[Saved entries]
..............................
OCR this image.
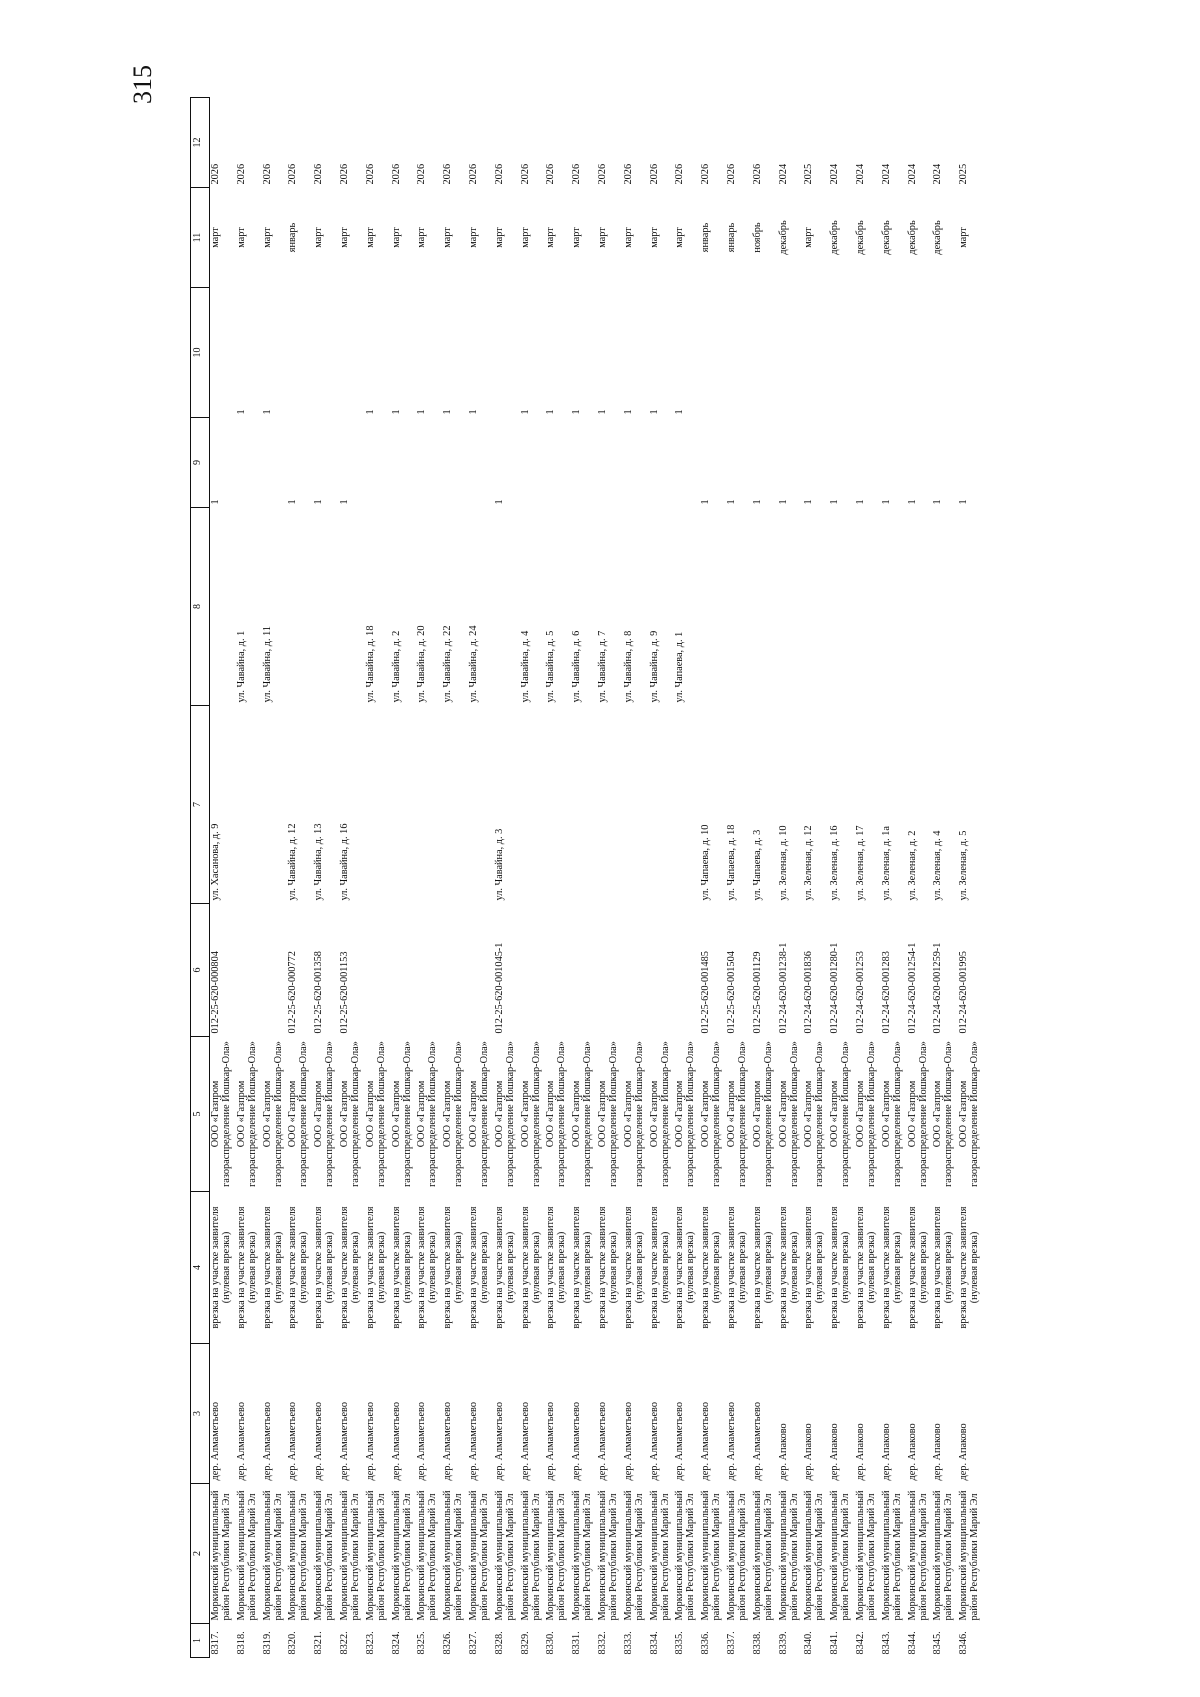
315
1	2	3	4	5	6	7	8	9	10	11	12
8317.	Моркинский муниципальный район Республики Марий Эл	дер. Алмаметьево	врезка на участке заявителя (нулевая врезка)	ООО «Газпром газораспределение Йошкар-Ола»	012-25-620-000804	ул. Хасанова, д. 9		1		март	2026
8318.	Моркинский муниципальный район Республики Марий Эл	дер. Алмаметьево	врезка на участке заявителя (нулевая врезка)	ООО «Газпром газораспределение Йошкар-Ола»			ул. Чавайна, д. 1		1	март	2026
8319.	Моркинский муниципальный район Республики Марий Эл	дер. Алмаметьево	врезка на участке заявителя (нулевая врезка)	ООО «Газпром газораспределение Йошкар-Ола»			ул. Чавайна, д. 11		1	март	2026
8320.	Моркинский муниципальный район Республики Марий Эл	дер. Алмаметьево	врезка на участке заявителя (нулевая врезка)	ООО «Газпром газораспределение Йошкар-Ола»	012-25-620-000772	ул. Чавайна, д. 12		1		январь	2026
8321.	Моркинский муниципальный район Республики Марий Эл	дер. Алмаметьево	врезка на участке заявителя (нулевая врезка)	ООО «Газпром газораспределение Йошкар-Ола»	012-25-620-001358	ул. Чавайна, д. 13		1		март	2026
8322.	Моркинский муниципальный район Республики Марий Эл	дер. Алмаметьево	врезка на участке заявителя (нулевая врезка)	ООО «Газпром газораспределение Йошкар-Ола»	012-25-620-001153	ул. Чавайна, д. 16		1		март	2026
8323.	Моркинский муниципальный район Республики Марий Эл	дер. Алмаметьево	врезка на участке заявителя (нулевая врезка)	ООО «Газпром газораспределение Йошкар-Ола»			ул. Чавайна, д. 18		1	март	2026
8324.	Моркинский муниципальный район Республики Марий Эл	дер. Алмаметьево	врезка на участке заявителя (нулевая врезка)	ООО «Газпром газораспределение Йошкар-Ола»			ул. Чавайна, д. 2		1	март	2026
8325.	Моркинский муниципальный район Республики Марий Эл	дер. Алмаметьево	врезка на участке заявителя (нулевая врезка)	ООО «Газпром газораспределение Йошкар-Ола»			ул. Чавайна, д. 20		1	март	2026
8326.	Моркинский муниципальный район Республики Марий Эл	дер. Алмаметьево	врезка на участке заявителя (нулевая врезка)	ООО «Газпром газораспределение Йошкар-Ола»			ул. Чавайна, д. 22		1	март	2026
8327.	Моркинский муниципальный район Республики Марий Эл	дер. Алмаметьево	врезка на участке заявителя (нулевая врезка)	ООО «Газпром газораспределение Йошкар-Ола»			ул. Чавайна, д. 24		1	март	2026
8328.	Моркинский муниципальный район Республики Марий Эл	дер. Алмаметьево	врезка на участке заявителя (нулевая врезка)	ООО «Газпром газораспределение Йошкар-Ола»	012-25-620-001045-1	ул. Чавайна, д. 3		1		март	2026
8329.	Моркинский муниципальный район Республики Марий Эл	дер. Алмаметьево	врезка на участке заявителя (нулевая врезка)	ООО «Газпром газораспределение Йошкар-Ола»			ул. Чавайна, д. 4		1	март	2026
8330.	Моркинский муниципальный район Республики Марий Эл	дер. Алмаметьево	врезка на участке заявителя (нулевая врезка)	ООО «Газпром газораспределение Йошкар-Ола»			ул. Чавайна, д. 5		1	март	2026
8331.	Моркинский муниципальный район Республики Марий Эл	дер. Алмаметьево	врезка на участке заявителя (нулевая врезка)	ООО «Газпром газораспределение Йошкар-Ола»			ул. Чавайна, д. 6		1	март	2026
8332.	Моркинский муниципальный район Республики Марий Эл	дер. Алмаметьево	врезка на участке заявителя (нулевая врезка)	ООО «Газпром газораспределение Йошкар-Ола»			ул. Чавайна, д. 7		1	март	2026
8333.	Моркинский муниципальный район Республики Марий Эл	дер. Алмаметьево	врезка на участке заявителя (нулевая врезка)	ООО «Газпром газораспределение Йошкар-Ола»			ул. Чавайна, д. 8		1	март	2026
8334.	Моркинский муниципальный район Республики Марий Эл	дер. Алмаметьево	врезка на участке заявителя (нулевая врезка)	ООО «Газпром газораспределение Йошкар-Ола»			ул. Чавайна, д. 9		1	март	2026
8335.	Моркинский муниципальный район Республики Марий Эл	дер. Алмаметьево	врезка на участке заявителя (нулевая врезка)	ООО «Газпром газораспределение Йошкар-Ола»			ул. Чапаева, д. 1		1	март	2026
8336.	Моркинский муниципальный район Республики Марий Эл	дер. Алмаметьево	врезка на участке заявителя (нулевая врезка)	ООО «Газпром газораспределение Йошкар-Ола»	012-25-620-001485	ул. Чапаева, д. 10		1		январь	2026
8337.	Моркинский муниципальный район Республики Марий Эл	дер. Алмаметьево	врезка на участке заявителя (нулевая врезка)	ООО «Газпром газораспределение Йошкар-Ола»	012-25-620-001504	ул. Чапаева, д. 18		1		январь	2026
8338.	Моркинский муниципальный район Республики Марий Эл	дер. Алмаметьево	врезка на участке заявителя (нулевая врезка)	ООО «Газпром газораспределение Йошкар-Ола»	012-25-620-001129	ул. Чапаева, д. 3		1		ноябрь	2026
8339.	Моркинский муниципальный район Республики Марий Эл	дер. Апаково	врезка на участке заявителя (нулевая врезка)	ООО «Газпром газораспределение Йошкар-Ола»	012-24-620-001238-1	ул. Зеленая, д. 10		1		декабрь	2024
8340.	Моркинский муниципальный район Республики Марий Эл	дер. Апаково	врезка на участке заявителя (нулевая врезка)	ООО «Газпром газораспределение Йошкар-Ола»	012-24-620-001836	ул. Зеленая, д. 12		1		март	2025
8341.	Моркинский муниципальный район Республики Марий Эл	дер. Апаково	врезка на участке заявителя (нулевая врезка)	ООО «Газпром газораспределение Йошкар-Ола»	012-24-620-001280-1	ул. Зеленая, д. 16		1		декабрь	2024
8342.	Моркинский муниципальный район Республики Марий Эл	дер. Апаково	врезка на участке заявителя (нулевая врезка)	ООО «Газпром газораспределение Йошкар-Ола»	012-24-620-001253	ул. Зеленая, д. 17		1		декабрь	2024
8343.	Моркинский муниципальный район Республики Марий Эл	дер. Апаково	врезка на участке заявителя (нулевая врезка)	ООО «Газпром газораспределение Йошкар-Ола»	012-24-620-001283	ул. Зеленая, д. 1а		1		декабрь	2024
8344.	Моркинский муниципальный район Республики Марий Эл	дер. Апаково	врезка на участке заявителя (нулевая врезка)	ООО «Газпром газораспределение Йошкар-Ола»	012-24-620-001254-1	ул. Зеленая, д. 2		1		декабрь	2024
8345.	Моркинский муниципальный район Республики Марий Эл	дер. Апаково	врезка на участке заявителя (нулевая врезка)	ООО «Газпром газораспределение Йошкар-Ола»	012-24-620-001259-1	ул. Зеленая, д. 4		1		декабрь	2024
8346.	Моркинский муниципальный район Республики Марий Эл	дер. Апаково	врезка на участке заявителя (нулевая врезка)	ООО «Газпром газораспределение Йошкар-Ола»	012-24-620-001995	ул. Зеленая, д. 5		1		март	2025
..............................
Problem statement: Write every entry out again exactly, dropping the pictures.

Expected answer:
OCR this image.
315
1	2	3	4	5	6	7	8	9	10	11	12
8317.	Моркинский муниципальный район Республики Марий Эл	дер. Алмаметьево	врезка на участке заявителя (нулевая врезка)	ООО «Газпром газораспределение Йошкар-Ола»	012-25-620-000804	ул. Хасанова, д. 9		1		март	2026
8318.	Моркинский муниципальный район Республики Марий Эл	дер. Алмаметьево	врезка на участке заявителя (нулевая врезка)	ООО «Газпром газораспределение Йошкар-Ола»			ул. Чавайна, д. 1		1	март	2026
8319.	Моркинский муниципальный район Республики Марий Эл	дер. Алмаметьево	врезка на участке заявителя (нулевая врезка)	ООО «Газпром газораспределение Йошкар-Ола»			ул. Чавайна, д. 11		1	март	2026
8320.	Моркинский муниципальный район Республики Марий Эл	дер. Алмаметьево	врезка на участке заявителя (нулевая врезка)	ООО «Газпром газораспределение Йошкар-Ола»	012-25-620-000772	ул. Чавайна, д. 12		1		январь	2026
8321.	Моркинский муниципальный район Республики Марий Эл	дер. Алмаметьево	врезка на участке заявителя (нулевая врезка)	ООО «Газпром газораспределение Йошкар-Ола»	012-25-620-001358	ул. Чавайна, д. 13		1		март	2026
8322.	Моркинский муниципальный район Республики Марий Эл	дер. Алмаметьево	врезка на участке заявителя (нулевая врезка)	ООО «Газпром газораспределение Йошкар-Ола»	012-25-620-001153	ул. Чавайна, д. 16		1		март	2026
8323.	Моркинский муниципальный район Республики Марий Эл	дер. Алмаметьево	врезка на участке заявителя (нулевая врезка)	ООО «Газпром газораспределение Йошкар-Ола»			ул. Чавайна, д. 18		1	март	2026
8324.	Моркинский муниципальный район Республики Марий Эл	дер. Алмаметьево	врезка на участке заявителя (нулевая врезка)	ООО «Газпром газораспределение Йошкар-Ола»			ул. Чавайна, д. 2		1	март	2026
8325.	Моркинский муниципальный район Республики Марий Эл	дер. Алмаметьево	врезка на участке заявителя (нулевая врезка)	ООО «Газпром газораспределение Йошкар-Ола»			ул. Чавайна, д. 20		1	март	2026
8326.	Моркинский муниципальный район Республики Марий Эл	дер. Алмаметьево	врезка на участке заявителя (нулевая врезка)	ООО «Газпром газораспределение Йошкар-Ола»			ул. Чавайна, д. 22		1	март	2026
8327.	Моркинский муниципальный район Республики Марий Эл	дер. Алмаметьево	врезка на участке заявителя (нулевая врезка)	ООО «Газпром газораспределение Йошкар-Ола»			ул. Чавайна, д. 24		1	март	2026
8328.	Моркинский муниципальный район Республики Марий Эл	дер. Алмаметьево	врезка на участке заявителя (нулевая врезка)	ООО «Газпром газораспределение Йошкар-Ола»	012-25-620-001045-1	ул. Чавайна, д. 3		1		март	2026
8329.	Моркинский муниципальный район Республики Марий Эл	дер. Алмаметьево	врезка на участке заявителя (нулевая врезка)	ООО «Газпром газораспределение Йошкар-Ола»			ул. Чавайна, д. 4		1	март	2026
8330.	Моркинский муниципальный район Республики Марий Эл	дер. Алмаметьево	врезка на участке заявителя (нулевая врезка)	ООО «Газпром газораспределение Йошкар-Ола»			ул. Чавайна, д. 5		1	март	2026
8331.	Моркинский муниципальный район Республики Марий Эл	дер. Алмаметьево	врезка на участке заявителя (нулевая врезка)	ООО «Газпром газораспределение Йошкар-Ола»			ул. Чавайна, д. 6		1	март	2026
8332.	Моркинский муниципальный район Республики Марий Эл	дер. Алмаметьево	врезка на участке заявителя (нулевая врезка)	ООО «Газпром газораспределение Йошкар-Ола»			ул. Чавайна, д. 7		1	март	2026
8333.	Моркинский муниципальный район Республики Марий Эл	дер. Алмаметьево	врезка на участке заявителя (нулевая врезка)	ООО «Газпром газораспределение Йошкар-Ола»			ул. Чавайна, д. 8		1	март	2026
8334.	Моркинский муниципальный район Республики Марий Эл	дер. Алмаметьево	врезка на участке заявителя (нулевая врезка)	ООО «Газпром газораспределение Йошкар-Ола»			ул. Чавайна, д. 9		1	март	2026
8335.	Моркинский муниципальный район Республики Марий Эл	дер. Алмаметьево	врезка на участке заявителя (нулевая врезка)	ООО «Газпром газораспределение Йошкар-Ола»			ул. Чапаева, д. 1		1	март	2026
8336.	Моркинский муниципальный район Республики Марий Эл	дер. Алмаметьево	врезка на участке заявителя (нулевая врезка)	ООО «Газпром газораспределение Йошкар-Ола»	012-25-620-001485	ул. Чапаева, д. 10		1		январь	2026
8337.	Моркинский муниципальный район Республики Марий Эл	дер. Алмаметьево	врезка на участке заявителя (нулевая врезка)	ООО «Газпром газораспределение Йошкар-Ола»	012-25-620-001504	ул. Чапаева, д. 18		1		январь	2026
8338.	Моркинский муниципальный район Республики Марий Эл	дер. Алмаметьево	врезка на участке заявителя (нулевая врезка)	ООО «Газпром газораспределение Йошкар-Ола»	012-25-620-001129	ул. Чапаева, д. 3		1		ноябрь	2026
8339.	Моркинский муниципальный район Республики Марий Эл	дер. Апаково	врезка на участке заявителя (нулевая врезка)	ООО «Газпром газораспределение Йошкар-Ола»	012-24-620-001238-1	ул. Зеленая, д. 10		1		декабрь	2024
8340.	Моркинский муниципальный район Республики Марий Эл	дер. Апаково	врезка на участке заявителя (нулевая врезка)	ООО «Газпром газораспределение Йошкар-Ола»	012-24-620-001836	ул. Зеленая, д. 12		1		март	2025
8341.	Моркинский муниципальный район Республики Марий Эл	дер. Апаково	врезка на участке заявителя (нулевая врезка)	ООО «Газпром газораспределение Йошкар-Ола»	012-24-620-001280-1	ул. Зеленая, д. 16		1		декабрь	2024
8342.	Моркинский муниципальный район Республики Марий Эл	дер. Апаково	врезка на участке заявителя (нулевая врезка)	ООО «Газпром газораспределение Йошкар-Ола»	012-24-620-001253	ул. Зеленая, д. 17		1		декабрь	2024
8343.	Моркинский муниципальный район Республики Марий Эл	дер. Апаково	врезка на участке заявителя (нулевая врезка)	ООО «Газпром газораспределение Йошкар-Ола»	012-24-620-001283	ул. Зеленая, д. 1а		1		декабрь	2024
8344.	Моркинский муниципальный район Республики Марий Эл	дер. Апаково	врезка на участке заявителя (нулевая врезка)	ООО «Газпром газораспределение Йошкар-Ола»	012-24-620-001254-1	ул. Зеленая, д. 2		1		декабрь	2024
8345.	Моркинский муниципальный район Республики Марий Эл	дер. Апаково	врезка на участке заявителя (нулевая врезка)	ООО «Газпром газораспределение Йошкар-Ола»	012-24-620-001259-1	ул. Зеленая, д. 4		1		декабрь	2024
8346.	Моркинский муниципальный район Республики Марий Эл	дер. Апаково	врезка на участке заявителя (нулевая врезка)	ООО «Газпром газораспределение Йошкар-Ола»	012-24-620-001995	ул. Зеленая, д. 5		1		март	2025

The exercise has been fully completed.